▶ TASK OBJECTIVE
Copy out all the entries below, swapping "U.K." for "United Kingdom" wherever it occurs and leaving everything else unchanged.

▶ SUPPLIED DATA
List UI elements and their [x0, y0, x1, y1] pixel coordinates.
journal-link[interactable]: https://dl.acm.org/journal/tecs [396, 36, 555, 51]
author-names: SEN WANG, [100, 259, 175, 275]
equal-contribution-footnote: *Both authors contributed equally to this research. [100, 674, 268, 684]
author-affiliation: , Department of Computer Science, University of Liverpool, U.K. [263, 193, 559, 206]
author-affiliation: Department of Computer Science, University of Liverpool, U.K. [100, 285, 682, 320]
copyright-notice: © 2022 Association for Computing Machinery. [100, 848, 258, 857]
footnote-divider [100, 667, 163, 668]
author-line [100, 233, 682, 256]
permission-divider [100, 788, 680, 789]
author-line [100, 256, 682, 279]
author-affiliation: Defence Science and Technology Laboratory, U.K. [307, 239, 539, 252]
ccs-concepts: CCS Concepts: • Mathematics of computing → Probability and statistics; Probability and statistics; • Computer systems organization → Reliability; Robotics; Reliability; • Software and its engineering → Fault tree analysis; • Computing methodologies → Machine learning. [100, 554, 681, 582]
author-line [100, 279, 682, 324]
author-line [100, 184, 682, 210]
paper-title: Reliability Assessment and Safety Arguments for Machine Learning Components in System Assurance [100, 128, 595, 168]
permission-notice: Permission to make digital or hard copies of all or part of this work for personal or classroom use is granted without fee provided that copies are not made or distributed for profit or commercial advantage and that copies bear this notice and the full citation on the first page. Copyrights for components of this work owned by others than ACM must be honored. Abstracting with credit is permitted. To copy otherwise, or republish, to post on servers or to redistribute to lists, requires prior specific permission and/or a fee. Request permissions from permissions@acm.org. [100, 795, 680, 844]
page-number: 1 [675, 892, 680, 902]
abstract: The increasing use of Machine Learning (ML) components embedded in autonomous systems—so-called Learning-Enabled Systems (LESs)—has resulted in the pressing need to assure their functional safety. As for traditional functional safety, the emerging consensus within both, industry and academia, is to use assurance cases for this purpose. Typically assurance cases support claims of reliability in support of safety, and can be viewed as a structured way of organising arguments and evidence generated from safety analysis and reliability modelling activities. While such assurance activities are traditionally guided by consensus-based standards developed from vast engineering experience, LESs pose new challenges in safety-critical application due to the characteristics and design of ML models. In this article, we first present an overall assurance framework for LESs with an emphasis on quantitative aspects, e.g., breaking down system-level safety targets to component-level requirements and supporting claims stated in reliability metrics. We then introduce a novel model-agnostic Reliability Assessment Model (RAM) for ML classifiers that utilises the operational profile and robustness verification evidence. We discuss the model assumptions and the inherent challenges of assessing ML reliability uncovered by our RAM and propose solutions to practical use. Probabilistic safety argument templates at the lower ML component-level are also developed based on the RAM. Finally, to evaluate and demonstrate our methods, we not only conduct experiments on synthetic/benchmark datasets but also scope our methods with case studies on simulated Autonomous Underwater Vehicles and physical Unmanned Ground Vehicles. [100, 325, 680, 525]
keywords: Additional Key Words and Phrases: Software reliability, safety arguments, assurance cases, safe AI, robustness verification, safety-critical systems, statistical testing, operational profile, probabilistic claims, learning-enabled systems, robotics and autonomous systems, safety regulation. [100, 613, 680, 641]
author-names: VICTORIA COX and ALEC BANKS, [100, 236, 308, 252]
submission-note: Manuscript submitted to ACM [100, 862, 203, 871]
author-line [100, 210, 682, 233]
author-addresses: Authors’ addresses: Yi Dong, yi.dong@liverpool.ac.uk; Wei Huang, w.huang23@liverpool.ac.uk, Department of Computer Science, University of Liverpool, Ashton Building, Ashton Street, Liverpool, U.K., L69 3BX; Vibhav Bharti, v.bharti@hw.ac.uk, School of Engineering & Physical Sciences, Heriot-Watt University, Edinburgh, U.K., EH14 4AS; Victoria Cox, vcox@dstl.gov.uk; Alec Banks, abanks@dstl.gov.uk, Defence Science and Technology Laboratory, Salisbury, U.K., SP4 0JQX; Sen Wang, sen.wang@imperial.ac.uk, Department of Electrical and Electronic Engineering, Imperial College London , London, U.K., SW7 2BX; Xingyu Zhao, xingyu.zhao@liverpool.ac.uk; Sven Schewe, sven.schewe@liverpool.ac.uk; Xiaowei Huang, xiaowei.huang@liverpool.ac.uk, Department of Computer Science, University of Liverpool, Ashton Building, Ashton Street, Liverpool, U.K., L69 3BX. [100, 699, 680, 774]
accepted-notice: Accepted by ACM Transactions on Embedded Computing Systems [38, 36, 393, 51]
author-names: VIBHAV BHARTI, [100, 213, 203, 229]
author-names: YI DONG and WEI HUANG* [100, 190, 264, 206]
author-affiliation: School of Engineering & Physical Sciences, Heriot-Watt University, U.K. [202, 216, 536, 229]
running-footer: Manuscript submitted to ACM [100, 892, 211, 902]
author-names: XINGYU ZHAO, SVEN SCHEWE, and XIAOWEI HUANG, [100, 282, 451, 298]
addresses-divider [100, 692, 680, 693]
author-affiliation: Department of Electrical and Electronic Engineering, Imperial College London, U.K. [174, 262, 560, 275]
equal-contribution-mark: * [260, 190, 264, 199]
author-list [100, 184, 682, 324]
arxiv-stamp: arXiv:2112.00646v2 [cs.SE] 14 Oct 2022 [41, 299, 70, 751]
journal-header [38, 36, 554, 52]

▶ COMPLETE OUTPUT
List UI elements and their [x0, y0, x1, y1] pixel coordinates.
journal-link[interactable]: https://dl.acm.org/journal/tecs [396, 36, 555, 51]
author-names: SEN WANG, [100, 259, 175, 275]
equal-contribution-footnote: *Both authors contributed equally to this research. [100, 674, 268, 684]
author-affiliation: , Department of Computer Science, University of Liverpool, United Kingdom [263, 193, 559, 206]
author-affiliation: Department of Computer Science, University of Liverpool, United Kingdom [100, 285, 682, 320]
copyright-notice: © 2022 Association for Computing Machinery. [100, 848, 258, 857]
footnote-divider [100, 667, 163, 668]
author-line [100, 233, 682, 256]
permission-divider [100, 788, 680, 789]
author-line [100, 256, 682, 279]
author-affiliation: Defence Science and Technology Laboratory, United Kingdom [307, 239, 539, 252]
ccs-concepts: CCS Concepts: • Mathematics of computing → Probability and statistics; Probability and statistics; • Computer systems organization → Reliability; Robotics; Reliability; • Software and its engineering → Fault tree analysis; • Computing methodologies → Machine learning. [100, 554, 681, 582]
author-line [100, 279, 682, 324]
author-line [100, 184, 682, 210]
paper-title: Reliability Assessment and Safety Arguments for Machine Learning Components in System Assurance [100, 128, 595, 168]
permission-notice: Permission to make digital or hard copies of all or part of this work for personal or classroom use is granted without fee provided that copies are not made or distributed for profit or commercial advantage and that copies bear this notice and the full citation on the first page. Copyrights for components of this work owned by others than ACM must be honored. Abstracting with credit is permitted. To copy otherwise, or republish, to post on servers or to redistribute to lists, requires prior specific permission and/or a fee. Request permissions from permissions@acm.org. [100, 795, 680, 844]
page-number: 1 [675, 892, 680, 902]
abstract: The increasing use of Machine Learning (ML) components embedded in autonomous systems—so-called Learning-Enabled Systems (LESs)—has resulted in the pressing need to assure their functional safety. As for traditional functional safety, the emerging consensus within both, industry and academia, is to use assurance cases for this purpose. Typically assurance cases support claims of reliability in support of safety, and can be viewed as a structured way of organising arguments and evidence generated from safety analysis and reliability modelling activities. While such assurance activities are traditionally guided by consensus-based standards developed from vast engineering experience, LESs pose new challenges in safety-critical application due to the characteristics and design of ML models. In this article, we first present an overall assurance framework for LESs with an emphasis on quantitative aspects, e.g., breaking down system-level safety targets to component-level requirements and supporting claims stated in reliability metrics. We then introduce a novel model-agnostic Reliability Assessment Model (RAM) for ML classifiers that utilises the operational profile and robustness verification evidence. We discuss the model assumptions and the inherent challenges of assessing ML reliability uncovered by our RAM and propose solutions to practical use. Probabilistic safety argument templates at the lower ML component-level are also developed based on the RAM. Finally, to evaluate and demonstrate our methods, we not only conduct experiments on synthetic/benchmark datasets but also scope our methods with case studies on simulated Autonomous Underwater Vehicles and physical Unmanned Ground Vehicles. [100, 325, 680, 525]
keywords: Additional Key Words and Phrases: Software reliability, safety arguments, assurance cases, safe AI, robustness verification, safety-critical systems, statistical testing, operational profile, probabilistic claims, learning-enabled systems, robotics and autonomous systems, safety regulation. [100, 613, 680, 641]
author-names: VICTORIA COX and ALEC BANKS, [100, 236, 308, 252]
submission-note: Manuscript submitted to ACM [100, 862, 203, 871]
author-line [100, 210, 682, 233]
author-addresses: Authors’ addresses: Yi Dong, yi.dong@liverpool.ac.uk; Wei Huang, w.huang23@liverpool.ac.uk, Department of Computer Science, University of Liverpool, Ashton Building, Ashton Street, Liverpool, United Kingdom, L69 3BX; Vibhav Bharti, v.bharti@hw.ac.uk, School of Engineering & Physical Sciences, Heriot-Watt University, Edinburgh, United Kingdom, EH14 4AS; Victoria Cox, vcox@dstl.gov.uk; Alec Banks, abanks@dstl.gov.uk, Defence Science and Technology Laboratory, Salisbury, United Kingdom, SP4 0JQX; Sen Wang, sen.wang@imperial.ac.uk, Department of Electrical and Electronic Engineering, Imperial College London , London, United Kingdom, SW7 2BX; Xingyu Zhao, xingyu.zhao@liverpool.ac.uk; Sven Schewe, sven.schewe@liverpool.ac.uk; Xiaowei Huang, xiaowei.huang@liverpool.ac.uk, Department of Computer Science, University of Liverpool, Ashton Building, Ashton Street, Liverpool, United Kingdom, L69 3BX. [100, 699, 680, 774]
accepted-notice: Accepted by ACM Transactions on Embedded Computing Systems [38, 36, 393, 51]
author-names: VIBHAV BHARTI, [100, 213, 203, 229]
author-names: YI DONG and WEI HUANG* [100, 190, 264, 206]
author-affiliation: School of Engineering & Physical Sciences, Heriot-Watt University, United Kingdom [202, 216, 536, 229]
running-footer: Manuscript submitted to ACM [100, 892, 211, 902]
author-names: XINGYU ZHAO, SVEN SCHEWE, and XIAOWEI HUANG, [100, 282, 451, 298]
addresses-divider [100, 692, 680, 693]
author-affiliation: Department of Electrical and Electronic Engineering, Imperial College London, United Kingdom [174, 262, 560, 275]
equal-contribution-mark: * [260, 190, 264, 199]
author-list [100, 184, 682, 324]
arxiv-stamp: arXiv:2112.00646v2 [cs.SE] 14 Oct 2022 [41, 299, 70, 751]
journal-header [38, 36, 554, 52]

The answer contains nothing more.